REQUIREMENTS —
Reproduce every one of the following entries word for word, changing nothing and leaving nothing out.

EXTRACTED RECORDS —
────
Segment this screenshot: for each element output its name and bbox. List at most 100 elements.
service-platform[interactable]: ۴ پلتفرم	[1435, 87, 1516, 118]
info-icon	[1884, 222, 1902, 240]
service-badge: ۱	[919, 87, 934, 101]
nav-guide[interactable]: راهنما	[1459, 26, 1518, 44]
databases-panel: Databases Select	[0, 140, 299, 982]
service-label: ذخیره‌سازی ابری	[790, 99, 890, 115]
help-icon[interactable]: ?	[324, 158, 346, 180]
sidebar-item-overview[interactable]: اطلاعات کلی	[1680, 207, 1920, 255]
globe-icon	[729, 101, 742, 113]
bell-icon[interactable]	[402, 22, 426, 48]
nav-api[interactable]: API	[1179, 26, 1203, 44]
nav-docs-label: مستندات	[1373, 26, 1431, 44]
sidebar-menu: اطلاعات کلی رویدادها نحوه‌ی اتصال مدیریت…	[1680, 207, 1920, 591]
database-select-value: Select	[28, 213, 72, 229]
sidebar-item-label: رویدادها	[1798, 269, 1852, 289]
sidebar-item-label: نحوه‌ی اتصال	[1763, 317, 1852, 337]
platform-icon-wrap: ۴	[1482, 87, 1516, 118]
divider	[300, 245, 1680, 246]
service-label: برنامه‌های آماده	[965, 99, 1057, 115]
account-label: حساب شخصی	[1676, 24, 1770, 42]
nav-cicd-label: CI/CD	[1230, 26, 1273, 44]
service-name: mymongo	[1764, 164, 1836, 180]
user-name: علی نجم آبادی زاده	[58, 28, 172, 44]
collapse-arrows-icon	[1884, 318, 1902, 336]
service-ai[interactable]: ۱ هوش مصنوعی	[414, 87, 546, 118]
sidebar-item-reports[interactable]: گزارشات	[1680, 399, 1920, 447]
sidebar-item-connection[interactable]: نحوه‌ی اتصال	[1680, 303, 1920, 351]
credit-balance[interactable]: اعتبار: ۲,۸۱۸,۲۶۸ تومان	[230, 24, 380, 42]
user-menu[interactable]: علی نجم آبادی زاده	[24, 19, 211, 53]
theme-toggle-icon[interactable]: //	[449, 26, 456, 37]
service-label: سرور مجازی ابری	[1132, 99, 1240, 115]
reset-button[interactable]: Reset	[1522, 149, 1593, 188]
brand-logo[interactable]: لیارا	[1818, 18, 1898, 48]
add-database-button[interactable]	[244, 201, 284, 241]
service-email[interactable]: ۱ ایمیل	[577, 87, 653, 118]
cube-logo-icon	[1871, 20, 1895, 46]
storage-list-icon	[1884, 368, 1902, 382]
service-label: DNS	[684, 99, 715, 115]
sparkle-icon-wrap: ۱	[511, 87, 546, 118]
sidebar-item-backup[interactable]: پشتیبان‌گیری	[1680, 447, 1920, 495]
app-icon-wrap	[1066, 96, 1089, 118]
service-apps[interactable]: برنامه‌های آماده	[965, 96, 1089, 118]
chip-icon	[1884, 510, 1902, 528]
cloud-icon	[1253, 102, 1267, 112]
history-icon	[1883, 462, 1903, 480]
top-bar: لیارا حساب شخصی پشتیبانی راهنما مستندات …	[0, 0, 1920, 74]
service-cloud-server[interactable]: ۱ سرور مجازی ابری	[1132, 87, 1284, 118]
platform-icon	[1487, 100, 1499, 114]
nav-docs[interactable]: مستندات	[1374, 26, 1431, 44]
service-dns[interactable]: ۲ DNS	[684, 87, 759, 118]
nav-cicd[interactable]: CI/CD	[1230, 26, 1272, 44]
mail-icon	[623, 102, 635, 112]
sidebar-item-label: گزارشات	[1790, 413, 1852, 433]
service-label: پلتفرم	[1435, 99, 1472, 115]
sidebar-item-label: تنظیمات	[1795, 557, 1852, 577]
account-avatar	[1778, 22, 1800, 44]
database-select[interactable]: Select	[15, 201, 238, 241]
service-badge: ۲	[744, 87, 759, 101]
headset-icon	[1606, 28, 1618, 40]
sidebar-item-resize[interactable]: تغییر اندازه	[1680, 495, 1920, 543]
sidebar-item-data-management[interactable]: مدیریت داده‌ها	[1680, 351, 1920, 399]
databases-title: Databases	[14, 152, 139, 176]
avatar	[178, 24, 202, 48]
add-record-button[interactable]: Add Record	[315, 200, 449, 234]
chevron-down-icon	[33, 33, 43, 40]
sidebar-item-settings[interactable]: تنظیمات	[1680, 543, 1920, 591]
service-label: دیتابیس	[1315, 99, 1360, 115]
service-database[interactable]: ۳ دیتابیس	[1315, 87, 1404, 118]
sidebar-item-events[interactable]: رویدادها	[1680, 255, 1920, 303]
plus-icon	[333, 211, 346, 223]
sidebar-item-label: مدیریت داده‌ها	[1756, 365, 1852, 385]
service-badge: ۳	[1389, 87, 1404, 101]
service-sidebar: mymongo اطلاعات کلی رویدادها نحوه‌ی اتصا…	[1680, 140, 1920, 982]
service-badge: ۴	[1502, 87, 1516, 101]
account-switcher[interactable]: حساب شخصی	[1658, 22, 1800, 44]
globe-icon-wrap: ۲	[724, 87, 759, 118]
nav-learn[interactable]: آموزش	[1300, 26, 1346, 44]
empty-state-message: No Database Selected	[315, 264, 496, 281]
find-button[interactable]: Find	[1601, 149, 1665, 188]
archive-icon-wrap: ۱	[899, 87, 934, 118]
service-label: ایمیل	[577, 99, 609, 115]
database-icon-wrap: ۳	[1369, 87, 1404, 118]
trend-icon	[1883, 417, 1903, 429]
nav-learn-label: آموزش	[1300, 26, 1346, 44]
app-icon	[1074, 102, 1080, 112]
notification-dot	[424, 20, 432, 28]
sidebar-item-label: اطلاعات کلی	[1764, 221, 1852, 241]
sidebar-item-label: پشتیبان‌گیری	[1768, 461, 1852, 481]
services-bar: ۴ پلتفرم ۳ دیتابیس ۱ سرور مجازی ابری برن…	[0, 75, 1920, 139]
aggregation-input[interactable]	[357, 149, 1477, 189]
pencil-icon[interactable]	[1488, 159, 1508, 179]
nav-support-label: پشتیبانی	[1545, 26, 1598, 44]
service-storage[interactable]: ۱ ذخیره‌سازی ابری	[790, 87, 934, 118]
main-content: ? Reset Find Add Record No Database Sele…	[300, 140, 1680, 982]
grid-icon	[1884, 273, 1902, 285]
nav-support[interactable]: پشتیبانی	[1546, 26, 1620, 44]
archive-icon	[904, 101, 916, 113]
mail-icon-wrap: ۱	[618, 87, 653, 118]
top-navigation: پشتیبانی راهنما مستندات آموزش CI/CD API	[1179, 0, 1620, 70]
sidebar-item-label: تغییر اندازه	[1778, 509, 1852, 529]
────
TASK ANSWER —
Segment this screenshot: for each element output its name and bbox. List at most 100 elements.
service-platform[interactable]: ۴ پلتفرم	[1435, 87, 1516, 118]
info-icon	[1884, 222, 1902, 240]
service-badge: ۱	[919, 87, 934, 101]
nav-guide[interactable]: راهنما	[1459, 26, 1518, 44]
databases-panel: Databases Select	[0, 140, 299, 982]
service-label: ذخیره‌سازی ابری	[790, 99, 890, 115]
help-icon[interactable]: ?	[324, 158, 346, 180]
sidebar-item-overview[interactable]: اطلاعات کلی	[1680, 207, 1920, 255]
globe-icon	[729, 101, 742, 113]
bell-icon[interactable]	[402, 22, 426, 48]
nav-api[interactable]: API	[1179, 26, 1203, 44]
nav-docs-label: مستندات	[1373, 26, 1431, 44]
sidebar-menu: اطلاعات کلی رویدادها نحوه‌ی اتصال مدیریت…	[1680, 207, 1920, 591]
database-select-value: Select	[28, 213, 72, 229]
sidebar-item-label: رویدادها	[1798, 269, 1852, 289]
sidebar-item-label: نحوه‌ی اتصال	[1763, 317, 1852, 337]
platform-icon-wrap: ۴	[1482, 87, 1516, 118]
divider	[300, 245, 1680, 246]
service-label: برنامه‌های آماده	[965, 99, 1057, 115]
account-label: حساب شخصی	[1676, 24, 1770, 42]
nav-cicd-label: CI/CD	[1230, 26, 1273, 44]
service-name: mymongo	[1764, 164, 1836, 180]
user-name: علی نجم آبادی زاده	[58, 28, 172, 44]
collapse-arrows-icon	[1884, 318, 1902, 336]
service-ai[interactable]: ۱ هوش مصنوعی	[414, 87, 546, 118]
sidebar-item-reports[interactable]: گزارشات	[1680, 399, 1920, 447]
sidebar-item-connection[interactable]: نحوه‌ی اتصال	[1680, 303, 1920, 351]
credit-balance[interactable]: اعتبار: ۲,۸۱۸,۲۶۸ تومان	[230, 24, 380, 42]
user-menu[interactable]: علی نجم آبادی زاده	[24, 19, 211, 53]
theme-toggle-icon[interactable]: //	[449, 26, 456, 37]
service-label: سرور مجازی ابری	[1132, 99, 1240, 115]
reset-button[interactable]: Reset	[1522, 149, 1593, 188]
brand-logo[interactable]: لیارا	[1818, 18, 1898, 48]
add-database-button[interactable]	[244, 201, 284, 241]
service-email[interactable]: ۱ ایمیل	[577, 87, 653, 118]
cube-logo-icon	[1871, 20, 1895, 46]
storage-list-icon	[1884, 368, 1902, 382]
service-label: DNS	[684, 99, 715, 115]
sparkle-icon-wrap: ۱	[511, 87, 546, 118]
sidebar-item-backup[interactable]: پشتیبان‌گیری	[1680, 447, 1920, 495]
app-icon-wrap	[1066, 96, 1089, 118]
service-apps[interactable]: برنامه‌های آماده	[965, 96, 1089, 118]
chip-icon	[1884, 510, 1902, 528]
cloud-icon	[1253, 102, 1267, 112]
history-icon	[1883, 462, 1903, 480]
top-bar: لیارا حساب شخصی پشتیبانی راهنما مستندات …	[0, 0, 1920, 74]
service-cloud-server[interactable]: ۱ سرور مجازی ابری	[1132, 87, 1284, 118]
platform-icon	[1487, 100, 1499, 114]
nav-docs[interactable]: مستندات	[1374, 26, 1431, 44]
service-dns[interactable]: ۲ DNS	[684, 87, 759, 118]
nav-cicd[interactable]: CI/CD	[1230, 26, 1272, 44]
mail-icon	[623, 102, 635, 112]
sidebar-item-label: گزارشات	[1790, 413, 1852, 433]
service-label: پلتفرم	[1435, 99, 1472, 115]
sidebar-item-label: تنظیمات	[1795, 557, 1852, 577]
account-avatar	[1778, 22, 1800, 44]
database-select[interactable]: Select	[15, 201, 238, 241]
service-badge: ۲	[744, 87, 759, 101]
headset-icon	[1606, 28, 1618, 40]
sidebar-item-resize[interactable]: تغییر اندازه	[1680, 495, 1920, 543]
sidebar-item-data-management[interactable]: مدیریت داده‌ها	[1680, 351, 1920, 399]
databases-title: Databases	[14, 152, 139, 176]
avatar	[178, 24, 202, 48]
add-record-button[interactable]: Add Record	[315, 200, 449, 234]
chevron-down-icon	[33, 33, 43, 40]
sidebar-item-settings[interactable]: تنظیمات	[1680, 543, 1920, 591]
service-label: دیتابیس	[1315, 99, 1360, 115]
service-database[interactable]: ۳ دیتابیس	[1315, 87, 1404, 118]
sidebar-item-events[interactable]: رویدادها	[1680, 255, 1920, 303]
plus-icon	[333, 211, 346, 223]
sidebar-item-label: مدیریت داده‌ها	[1756, 365, 1852, 385]
service-badge: ۳	[1389, 87, 1404, 101]
service-sidebar: mymongo اطلاعات کلی رویدادها نحوه‌ی اتصا…	[1680, 140, 1920, 982]
service-badge: ۴	[1502, 87, 1516, 101]
account-switcher[interactable]: حساب شخصی	[1658, 22, 1800, 44]
globe-icon-wrap: ۲	[724, 87, 759, 118]
nav-learn[interactable]: آموزش	[1300, 26, 1346, 44]
empty-state-message: No Database Selected	[315, 264, 496, 281]
find-button[interactable]: Find	[1601, 149, 1665, 188]
archive-icon-wrap: ۱	[899, 87, 934, 118]
service-label: ایمیل	[577, 99, 609, 115]
database-icon-wrap: ۳	[1369, 87, 1404, 118]
trend-icon	[1883, 417, 1903, 429]
nav-learn-label: آموزش	[1300, 26, 1346, 44]
app-icon	[1074, 102, 1080, 112]
notification-dot	[424, 20, 432, 28]
sidebar-item-label: اطلاعات کلی	[1764, 221, 1852, 241]
sidebar-item-label: پشتیبان‌گیری	[1768, 461, 1852, 481]
services-bar: ۴ پلتفرم ۳ دیتابیس ۱ سرور مجازی ابری برن…	[0, 75, 1920, 139]
aggregation-input[interactable]	[357, 149, 1477, 189]
pencil-icon[interactable]	[1488, 159, 1508, 179]
nav-support-label: پشتیبانی	[1545, 26, 1598, 44]
service-storage[interactable]: ۱ ذخیره‌سازی ابری	[790, 87, 934, 118]
main-content: ? Reset Find Add Record No Database Sele…	[300, 140, 1680, 982]
grid-icon	[1884, 273, 1902, 285]
nav-support[interactable]: پشتیبانی	[1546, 26, 1620, 44]
archive-icon	[904, 101, 916, 113]
mail-icon-wrap: ۱	[618, 87, 653, 118]
top-navigation: پشتیبانی راهنما مستندات آموزش CI/CD API	[1179, 0, 1620, 70]
sidebar-item-label: تغییر اندازه	[1778, 509, 1852, 529]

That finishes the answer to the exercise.